• TRECHO DO TEXTO:
■ ■ ■ ■
Quem escreve semanalmente, como tem sido o meu caso, amiúde se encontra duvidando da tarefa. Afinal, haveria tanto assim a dizer? Quem vai querer saber? Quem perguntou isso que estou colocando no texto?
Bom senso? Talvez sim, mas, além disso, armadilhas egoicas que geram resistências à atividade de escrita. Nesse sentido, é libertador assumir que poder escrever passa por não estar desesperado em ser interessante. Sair dessa pressão e vaidade é um alívio enorme. É um aprendizado que se atualiza em muitos momentos, já que a condição ultrapassa outros campos da vida.
Há muitos anos, me meti em uma situação de idílio bastante duvidosa, na qual meu interlocutor me enrolava com belíssimos e longos e-mails. Coisa fina e literária. Minhas respostas iam nessa mesma direção de trabalho com a palavra, além de, é claro, acalentarem uma ânsia de demonstração de dotes intelectuais… Quanta bobagem!
Foi preciso que uma amiga querida – que, aliás, nem sabe o quanto me ajudou –, num intervalo pequeno dessa loucura, apenas dissesse: “Por que ele acha que a vida dele é tão interessante?”. Pois é, por quê?, me vi repetindo. A partir daí, uma pequena janela se abriu e, em seguida, a porta de saída. Nada como uma boa pergunta colocada na hora certa. Melhor dito, as perguntas decisivas fazem a hora certa. Naquele caso, a atitude de se crer tão interessante só podia denunciar um vínculo esquisito.
■ ■ ■ ■
• DADOS FORNECIDOS:
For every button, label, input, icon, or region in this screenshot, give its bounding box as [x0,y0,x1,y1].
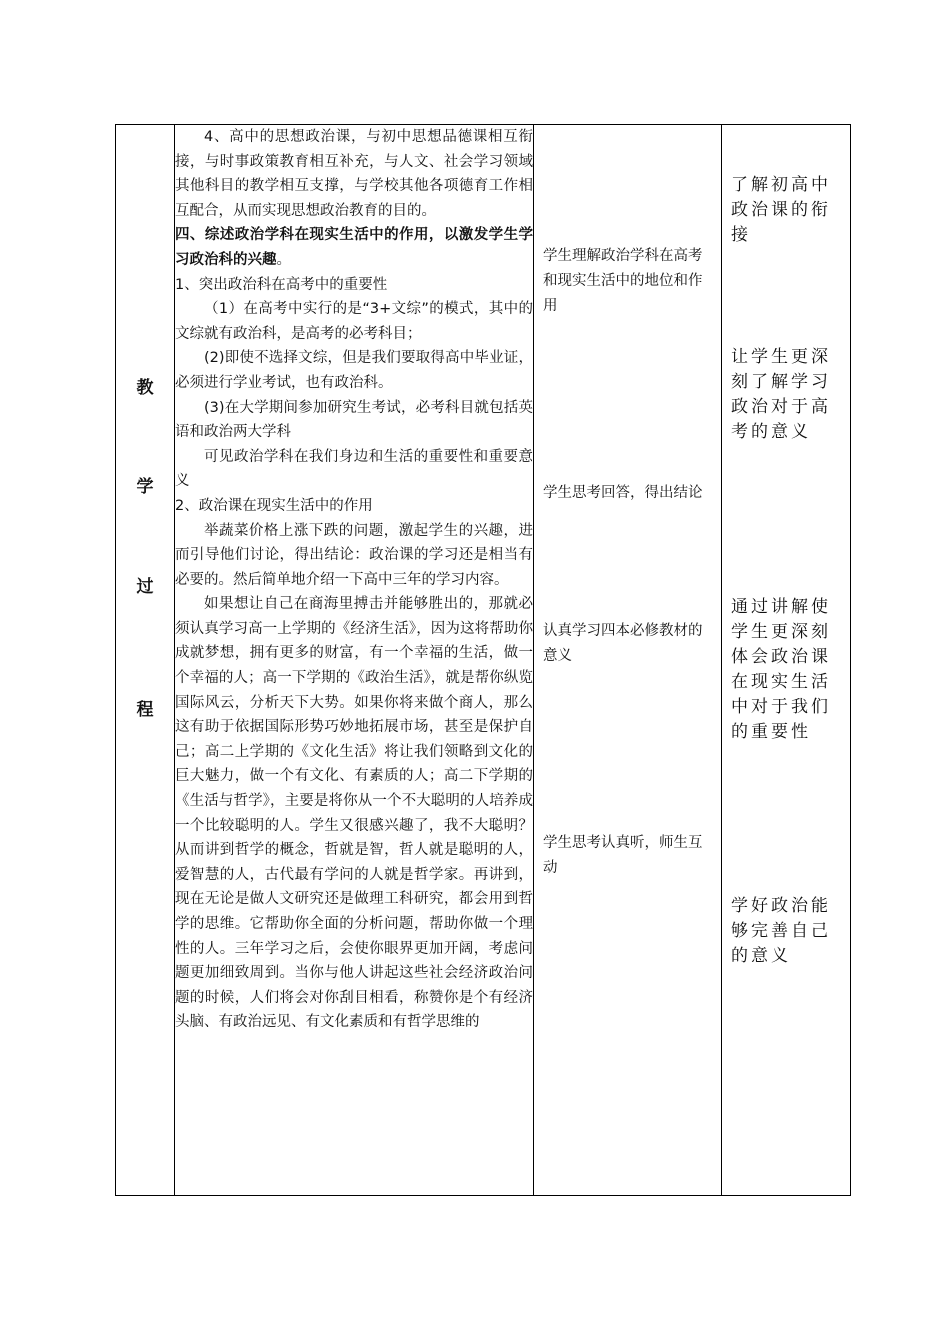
■ ■ ■ ■
• TAREFAS A REALIZAR:
#1 Reescreva de forma mais breve, em até duas frases, o parágrafo do texto sobre a escrita semanal que começa com "Há muitos anos", mantendo os fatos principais.
#2 De acordo com o texto sobre a escrita semanal, por que o aprendizado de não estar desesperado em ser interessante se atualiza em muitos momentos? Responda em uma ou duas frases.
#3 Prossiga o texto sobre a escrita semanal a partir da última frase mostrada, em um ou dois parágrafos.
As linhas não precisam ser consultadas.

• RESPOSTAS:
#1 Há muitos anos, quem escreve se envolveu num idílio bastante duvidoso, em que o interlocutor o enrolava com e-mails longos, belos e literários. As respostas seguiam o mesmo trabalho com a palavra e buscavam exibir dotes intelectuais, algo que hoje é visto como pura bobagem.

#2 Porque essa condição não se limita à escrita. Ela ultrapassa outros campos da vida.

#3
É que, às vezes, essas situações nos capturam pela fascinação que geram. Haja análise para sair e, ademais, boas amizades que sabem ser precisas, porém oblíquas, pois de nada adianta o confronto com o fascinado. O despertar de certas hipnoses não se faz com uma sacudidela, mas com a simples lembrança de que há outras coisas. Sempre há! Saí dessa situação risível relembrando o valor das amizades nessas sutilezas. Não era novidade, já que outro querido amigo – este mais sabedor de sua importância em minha vida – também fora fundamental quando tive que passar por uma real separação. Absolutamente tudo apontava para aquela decisão, mas eu não me animava a seguir adiante. Então, ele simplesmente me disse: “Essa relação é uma empreitada, mas tu sabes que sempre vou estar do teu lado, qualquer que seja a tua decisão, amiga”.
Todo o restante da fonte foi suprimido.